Instructions for the task: Lines containing "likes" are to be counted. Report the count alone.

Stored data entries:
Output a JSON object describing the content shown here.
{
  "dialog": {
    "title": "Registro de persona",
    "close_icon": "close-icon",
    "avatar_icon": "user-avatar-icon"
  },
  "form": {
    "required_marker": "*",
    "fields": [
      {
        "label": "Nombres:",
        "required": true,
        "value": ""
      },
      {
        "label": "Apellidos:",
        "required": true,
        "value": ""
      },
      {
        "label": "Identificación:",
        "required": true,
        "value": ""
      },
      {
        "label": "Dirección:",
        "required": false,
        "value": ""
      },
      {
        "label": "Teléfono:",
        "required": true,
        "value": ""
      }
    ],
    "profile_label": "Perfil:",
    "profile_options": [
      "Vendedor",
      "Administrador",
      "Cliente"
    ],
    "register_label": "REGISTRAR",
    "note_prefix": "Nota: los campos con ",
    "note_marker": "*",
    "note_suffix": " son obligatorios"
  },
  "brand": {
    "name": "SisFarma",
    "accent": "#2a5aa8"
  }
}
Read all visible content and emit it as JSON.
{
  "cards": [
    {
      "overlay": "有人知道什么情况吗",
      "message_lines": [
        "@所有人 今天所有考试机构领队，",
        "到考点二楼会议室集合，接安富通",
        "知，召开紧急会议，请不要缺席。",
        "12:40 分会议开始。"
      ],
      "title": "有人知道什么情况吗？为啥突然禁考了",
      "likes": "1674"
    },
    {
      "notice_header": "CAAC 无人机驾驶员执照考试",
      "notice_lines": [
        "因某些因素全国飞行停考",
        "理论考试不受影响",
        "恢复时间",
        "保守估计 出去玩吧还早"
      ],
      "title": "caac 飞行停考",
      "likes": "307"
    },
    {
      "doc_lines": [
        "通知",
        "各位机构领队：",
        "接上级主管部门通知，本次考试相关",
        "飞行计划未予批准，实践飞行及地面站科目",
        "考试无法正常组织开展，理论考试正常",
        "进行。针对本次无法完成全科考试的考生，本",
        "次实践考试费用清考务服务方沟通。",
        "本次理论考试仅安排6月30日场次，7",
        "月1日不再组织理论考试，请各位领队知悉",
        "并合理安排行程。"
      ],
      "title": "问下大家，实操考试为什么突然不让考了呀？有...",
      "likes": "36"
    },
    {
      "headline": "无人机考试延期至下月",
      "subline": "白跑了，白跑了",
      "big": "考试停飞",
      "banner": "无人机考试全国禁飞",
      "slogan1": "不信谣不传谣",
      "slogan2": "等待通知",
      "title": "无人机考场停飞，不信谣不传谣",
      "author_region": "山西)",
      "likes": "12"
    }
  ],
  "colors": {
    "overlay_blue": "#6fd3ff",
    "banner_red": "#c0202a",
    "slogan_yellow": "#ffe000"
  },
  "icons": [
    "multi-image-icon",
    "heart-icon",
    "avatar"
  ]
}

Answer to the task: 4